>> Start INPUT ROWS
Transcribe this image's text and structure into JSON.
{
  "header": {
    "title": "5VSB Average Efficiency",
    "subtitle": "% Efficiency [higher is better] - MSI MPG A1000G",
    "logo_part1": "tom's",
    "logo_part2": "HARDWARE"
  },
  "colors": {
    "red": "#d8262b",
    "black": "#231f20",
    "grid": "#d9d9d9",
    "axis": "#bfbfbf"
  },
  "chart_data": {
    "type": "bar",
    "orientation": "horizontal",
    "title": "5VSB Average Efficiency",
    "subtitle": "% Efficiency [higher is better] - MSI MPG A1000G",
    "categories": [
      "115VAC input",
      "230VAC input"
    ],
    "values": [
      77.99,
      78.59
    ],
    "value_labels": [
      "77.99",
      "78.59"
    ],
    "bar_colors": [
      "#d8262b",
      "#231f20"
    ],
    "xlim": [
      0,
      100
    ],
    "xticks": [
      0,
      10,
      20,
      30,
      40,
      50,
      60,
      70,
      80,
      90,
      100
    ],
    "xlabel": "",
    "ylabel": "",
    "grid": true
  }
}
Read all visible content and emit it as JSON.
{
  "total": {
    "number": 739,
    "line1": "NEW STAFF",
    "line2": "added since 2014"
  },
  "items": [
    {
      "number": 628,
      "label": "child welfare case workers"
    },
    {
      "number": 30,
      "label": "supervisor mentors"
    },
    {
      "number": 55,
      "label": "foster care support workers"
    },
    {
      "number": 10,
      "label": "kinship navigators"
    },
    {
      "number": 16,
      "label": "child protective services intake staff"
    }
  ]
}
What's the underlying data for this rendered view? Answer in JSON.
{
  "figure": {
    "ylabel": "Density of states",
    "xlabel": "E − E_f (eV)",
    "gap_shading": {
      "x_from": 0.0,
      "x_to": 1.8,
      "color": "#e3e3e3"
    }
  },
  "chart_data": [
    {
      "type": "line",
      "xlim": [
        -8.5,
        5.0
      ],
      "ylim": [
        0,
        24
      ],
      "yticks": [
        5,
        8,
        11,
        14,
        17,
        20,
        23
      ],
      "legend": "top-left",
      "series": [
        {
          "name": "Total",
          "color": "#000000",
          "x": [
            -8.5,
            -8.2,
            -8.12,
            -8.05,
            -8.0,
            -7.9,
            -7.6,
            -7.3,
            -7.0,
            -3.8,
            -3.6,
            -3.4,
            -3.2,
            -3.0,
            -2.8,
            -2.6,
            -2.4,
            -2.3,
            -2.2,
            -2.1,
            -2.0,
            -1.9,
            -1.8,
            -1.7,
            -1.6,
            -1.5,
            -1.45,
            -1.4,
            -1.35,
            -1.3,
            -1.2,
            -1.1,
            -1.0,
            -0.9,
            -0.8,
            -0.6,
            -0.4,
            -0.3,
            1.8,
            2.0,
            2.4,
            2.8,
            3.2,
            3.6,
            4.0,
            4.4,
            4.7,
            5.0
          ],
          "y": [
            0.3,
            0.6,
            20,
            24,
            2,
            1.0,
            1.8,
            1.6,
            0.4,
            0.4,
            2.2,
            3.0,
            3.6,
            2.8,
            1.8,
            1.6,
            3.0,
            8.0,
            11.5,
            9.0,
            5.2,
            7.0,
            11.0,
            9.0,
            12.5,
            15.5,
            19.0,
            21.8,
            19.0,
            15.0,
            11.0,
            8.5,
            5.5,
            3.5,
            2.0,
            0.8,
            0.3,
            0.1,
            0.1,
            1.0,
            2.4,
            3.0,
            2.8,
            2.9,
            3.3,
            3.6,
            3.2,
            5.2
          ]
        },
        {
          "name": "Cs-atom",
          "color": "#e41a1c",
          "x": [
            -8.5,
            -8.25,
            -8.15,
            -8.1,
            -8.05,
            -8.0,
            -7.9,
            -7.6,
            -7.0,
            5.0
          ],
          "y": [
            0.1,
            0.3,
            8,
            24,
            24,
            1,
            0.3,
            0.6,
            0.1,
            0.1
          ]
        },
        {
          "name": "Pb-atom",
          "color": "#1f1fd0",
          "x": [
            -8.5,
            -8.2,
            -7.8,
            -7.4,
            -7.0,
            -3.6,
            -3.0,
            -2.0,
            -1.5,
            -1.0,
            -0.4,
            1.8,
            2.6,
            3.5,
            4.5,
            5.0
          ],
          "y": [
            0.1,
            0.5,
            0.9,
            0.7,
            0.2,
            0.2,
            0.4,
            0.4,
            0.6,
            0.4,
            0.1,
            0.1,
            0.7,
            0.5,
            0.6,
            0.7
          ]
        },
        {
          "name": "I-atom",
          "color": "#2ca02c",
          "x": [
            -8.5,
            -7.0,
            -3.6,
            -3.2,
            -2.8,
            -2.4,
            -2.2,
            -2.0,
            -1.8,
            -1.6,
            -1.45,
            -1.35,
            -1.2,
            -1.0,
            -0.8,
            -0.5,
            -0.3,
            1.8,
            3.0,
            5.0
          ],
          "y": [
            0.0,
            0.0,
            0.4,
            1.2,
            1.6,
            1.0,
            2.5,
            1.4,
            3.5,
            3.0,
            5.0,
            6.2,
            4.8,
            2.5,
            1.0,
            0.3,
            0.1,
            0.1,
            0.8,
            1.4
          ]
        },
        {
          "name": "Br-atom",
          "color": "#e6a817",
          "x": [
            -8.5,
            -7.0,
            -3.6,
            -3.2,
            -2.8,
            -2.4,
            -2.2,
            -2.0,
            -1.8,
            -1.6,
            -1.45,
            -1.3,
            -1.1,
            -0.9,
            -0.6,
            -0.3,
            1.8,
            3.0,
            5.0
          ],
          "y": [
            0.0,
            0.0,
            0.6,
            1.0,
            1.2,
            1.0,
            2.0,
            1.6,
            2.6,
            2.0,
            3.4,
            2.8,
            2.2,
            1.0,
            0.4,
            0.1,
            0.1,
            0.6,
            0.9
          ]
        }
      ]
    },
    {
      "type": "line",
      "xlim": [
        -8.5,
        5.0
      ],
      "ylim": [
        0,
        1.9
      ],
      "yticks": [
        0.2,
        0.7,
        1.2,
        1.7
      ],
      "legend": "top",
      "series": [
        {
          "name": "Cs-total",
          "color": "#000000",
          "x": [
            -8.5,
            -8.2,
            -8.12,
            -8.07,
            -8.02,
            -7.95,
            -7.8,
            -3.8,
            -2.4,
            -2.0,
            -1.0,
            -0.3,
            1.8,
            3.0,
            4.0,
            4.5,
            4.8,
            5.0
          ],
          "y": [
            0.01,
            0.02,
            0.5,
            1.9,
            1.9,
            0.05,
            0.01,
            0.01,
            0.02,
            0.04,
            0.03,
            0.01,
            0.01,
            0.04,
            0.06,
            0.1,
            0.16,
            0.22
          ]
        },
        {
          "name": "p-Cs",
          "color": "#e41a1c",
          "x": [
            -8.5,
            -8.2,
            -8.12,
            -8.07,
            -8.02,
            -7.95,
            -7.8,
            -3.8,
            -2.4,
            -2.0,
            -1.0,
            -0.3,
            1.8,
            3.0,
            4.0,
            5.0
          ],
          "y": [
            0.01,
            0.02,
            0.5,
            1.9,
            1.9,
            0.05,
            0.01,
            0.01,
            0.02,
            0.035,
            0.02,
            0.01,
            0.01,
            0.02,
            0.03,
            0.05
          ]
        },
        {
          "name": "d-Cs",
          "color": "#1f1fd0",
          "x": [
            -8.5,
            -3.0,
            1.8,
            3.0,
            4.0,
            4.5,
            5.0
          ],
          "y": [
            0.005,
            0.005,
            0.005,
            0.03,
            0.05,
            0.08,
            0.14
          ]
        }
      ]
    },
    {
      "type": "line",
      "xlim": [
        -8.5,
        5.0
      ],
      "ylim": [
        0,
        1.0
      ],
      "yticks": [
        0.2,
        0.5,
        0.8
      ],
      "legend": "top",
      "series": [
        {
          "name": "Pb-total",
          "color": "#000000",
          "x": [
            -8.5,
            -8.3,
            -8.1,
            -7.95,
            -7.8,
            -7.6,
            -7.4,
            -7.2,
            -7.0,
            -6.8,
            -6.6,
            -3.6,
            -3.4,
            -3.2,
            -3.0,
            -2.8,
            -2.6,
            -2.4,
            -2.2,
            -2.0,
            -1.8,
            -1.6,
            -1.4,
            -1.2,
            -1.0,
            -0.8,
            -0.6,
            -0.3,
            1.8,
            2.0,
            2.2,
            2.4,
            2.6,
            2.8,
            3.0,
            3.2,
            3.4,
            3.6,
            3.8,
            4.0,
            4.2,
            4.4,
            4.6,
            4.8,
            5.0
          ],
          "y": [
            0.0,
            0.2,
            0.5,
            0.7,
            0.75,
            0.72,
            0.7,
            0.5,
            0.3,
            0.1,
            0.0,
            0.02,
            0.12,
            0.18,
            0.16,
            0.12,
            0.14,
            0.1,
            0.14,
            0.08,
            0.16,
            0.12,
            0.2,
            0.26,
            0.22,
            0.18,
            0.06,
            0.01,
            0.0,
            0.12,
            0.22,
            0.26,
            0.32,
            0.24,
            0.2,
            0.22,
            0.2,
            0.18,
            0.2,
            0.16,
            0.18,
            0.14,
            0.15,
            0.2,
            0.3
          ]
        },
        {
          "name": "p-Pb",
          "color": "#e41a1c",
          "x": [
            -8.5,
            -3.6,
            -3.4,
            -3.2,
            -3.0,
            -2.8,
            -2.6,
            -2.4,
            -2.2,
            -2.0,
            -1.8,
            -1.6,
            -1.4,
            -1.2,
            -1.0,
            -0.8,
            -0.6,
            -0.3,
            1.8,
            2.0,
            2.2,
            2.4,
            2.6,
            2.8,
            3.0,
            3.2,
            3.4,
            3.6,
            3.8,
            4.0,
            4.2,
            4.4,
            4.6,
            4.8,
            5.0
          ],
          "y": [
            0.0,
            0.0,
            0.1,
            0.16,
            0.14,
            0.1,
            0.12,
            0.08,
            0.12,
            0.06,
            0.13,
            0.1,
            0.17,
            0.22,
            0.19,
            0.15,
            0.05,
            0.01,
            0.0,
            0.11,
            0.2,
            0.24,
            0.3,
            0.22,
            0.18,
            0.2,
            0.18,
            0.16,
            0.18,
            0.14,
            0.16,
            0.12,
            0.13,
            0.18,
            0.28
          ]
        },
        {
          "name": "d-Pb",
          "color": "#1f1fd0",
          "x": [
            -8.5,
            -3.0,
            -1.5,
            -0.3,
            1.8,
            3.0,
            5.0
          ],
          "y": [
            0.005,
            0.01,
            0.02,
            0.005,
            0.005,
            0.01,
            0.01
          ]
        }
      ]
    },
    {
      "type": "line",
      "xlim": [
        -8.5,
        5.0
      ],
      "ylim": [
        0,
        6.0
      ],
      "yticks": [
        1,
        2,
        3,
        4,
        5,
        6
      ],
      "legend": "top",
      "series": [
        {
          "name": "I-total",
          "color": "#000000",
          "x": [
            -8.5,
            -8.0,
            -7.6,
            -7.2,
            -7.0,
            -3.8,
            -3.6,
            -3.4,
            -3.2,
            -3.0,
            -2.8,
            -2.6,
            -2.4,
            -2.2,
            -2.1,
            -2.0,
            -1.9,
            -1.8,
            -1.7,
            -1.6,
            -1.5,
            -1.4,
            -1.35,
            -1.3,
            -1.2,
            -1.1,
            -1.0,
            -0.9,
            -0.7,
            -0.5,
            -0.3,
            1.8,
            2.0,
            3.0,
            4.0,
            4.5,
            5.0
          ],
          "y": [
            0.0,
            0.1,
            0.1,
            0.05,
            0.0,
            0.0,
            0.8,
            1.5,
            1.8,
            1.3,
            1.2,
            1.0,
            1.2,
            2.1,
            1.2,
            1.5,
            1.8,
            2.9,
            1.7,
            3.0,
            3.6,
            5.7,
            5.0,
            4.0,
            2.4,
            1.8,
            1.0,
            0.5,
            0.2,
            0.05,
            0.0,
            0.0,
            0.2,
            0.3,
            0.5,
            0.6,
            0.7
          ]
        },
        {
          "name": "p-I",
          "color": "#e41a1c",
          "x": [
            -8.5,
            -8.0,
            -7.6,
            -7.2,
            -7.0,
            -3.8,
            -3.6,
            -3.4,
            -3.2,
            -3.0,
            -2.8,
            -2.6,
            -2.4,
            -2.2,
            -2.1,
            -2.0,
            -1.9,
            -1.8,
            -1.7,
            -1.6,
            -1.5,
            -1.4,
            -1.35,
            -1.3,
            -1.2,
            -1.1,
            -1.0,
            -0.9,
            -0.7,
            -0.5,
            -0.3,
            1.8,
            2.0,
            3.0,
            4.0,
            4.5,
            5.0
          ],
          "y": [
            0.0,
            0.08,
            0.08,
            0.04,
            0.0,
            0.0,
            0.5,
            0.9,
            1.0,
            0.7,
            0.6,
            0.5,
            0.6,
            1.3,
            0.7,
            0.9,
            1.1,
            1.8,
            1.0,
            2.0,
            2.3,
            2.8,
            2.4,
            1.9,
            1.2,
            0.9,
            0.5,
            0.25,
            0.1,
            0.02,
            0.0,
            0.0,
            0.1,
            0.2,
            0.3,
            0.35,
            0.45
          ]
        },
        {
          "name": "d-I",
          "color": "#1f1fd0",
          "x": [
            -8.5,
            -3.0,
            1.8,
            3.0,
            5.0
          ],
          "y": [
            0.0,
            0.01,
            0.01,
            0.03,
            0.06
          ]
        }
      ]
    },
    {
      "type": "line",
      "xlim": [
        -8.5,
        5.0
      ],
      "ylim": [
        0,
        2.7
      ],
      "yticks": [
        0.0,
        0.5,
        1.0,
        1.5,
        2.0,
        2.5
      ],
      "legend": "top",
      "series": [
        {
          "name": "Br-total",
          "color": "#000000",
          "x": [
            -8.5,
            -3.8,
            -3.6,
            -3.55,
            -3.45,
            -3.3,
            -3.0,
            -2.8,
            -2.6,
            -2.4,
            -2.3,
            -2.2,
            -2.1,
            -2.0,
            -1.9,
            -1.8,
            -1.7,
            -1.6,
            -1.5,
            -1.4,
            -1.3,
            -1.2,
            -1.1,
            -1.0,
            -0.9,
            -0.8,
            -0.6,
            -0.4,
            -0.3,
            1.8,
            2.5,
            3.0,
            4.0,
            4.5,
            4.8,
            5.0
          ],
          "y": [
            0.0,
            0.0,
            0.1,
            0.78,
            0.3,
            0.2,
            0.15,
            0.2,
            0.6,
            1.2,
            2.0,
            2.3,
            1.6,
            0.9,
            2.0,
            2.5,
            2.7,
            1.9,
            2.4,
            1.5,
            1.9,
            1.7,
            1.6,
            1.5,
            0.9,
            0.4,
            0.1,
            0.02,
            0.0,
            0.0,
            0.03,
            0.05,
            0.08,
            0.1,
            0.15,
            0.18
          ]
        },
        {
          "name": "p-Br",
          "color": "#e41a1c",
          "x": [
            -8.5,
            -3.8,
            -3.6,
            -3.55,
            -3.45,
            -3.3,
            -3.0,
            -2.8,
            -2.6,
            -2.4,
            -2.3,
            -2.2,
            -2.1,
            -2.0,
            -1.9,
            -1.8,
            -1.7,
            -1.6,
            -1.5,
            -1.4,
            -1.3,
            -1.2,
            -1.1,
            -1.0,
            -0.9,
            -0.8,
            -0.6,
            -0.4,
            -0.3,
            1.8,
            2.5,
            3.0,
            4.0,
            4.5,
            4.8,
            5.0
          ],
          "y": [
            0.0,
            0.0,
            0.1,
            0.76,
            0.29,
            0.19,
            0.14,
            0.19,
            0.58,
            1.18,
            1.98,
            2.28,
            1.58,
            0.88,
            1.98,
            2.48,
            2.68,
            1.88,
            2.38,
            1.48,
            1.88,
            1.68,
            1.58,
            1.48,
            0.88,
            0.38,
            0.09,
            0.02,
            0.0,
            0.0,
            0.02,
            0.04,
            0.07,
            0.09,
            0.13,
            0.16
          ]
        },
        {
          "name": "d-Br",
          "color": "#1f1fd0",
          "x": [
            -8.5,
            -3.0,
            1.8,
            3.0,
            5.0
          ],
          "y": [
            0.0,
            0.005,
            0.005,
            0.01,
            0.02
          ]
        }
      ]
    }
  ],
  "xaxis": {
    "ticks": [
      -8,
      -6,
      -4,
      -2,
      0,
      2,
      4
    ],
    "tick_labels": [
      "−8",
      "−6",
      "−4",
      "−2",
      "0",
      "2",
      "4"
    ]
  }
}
>> End INPUT ROWS
> WHAT THE TASK ASKS: Copy every line of the listing containing the string "workers".

> CORRECT OUTPUT:
      "label": "child welfare case workers"
      "label": "foster care support workers"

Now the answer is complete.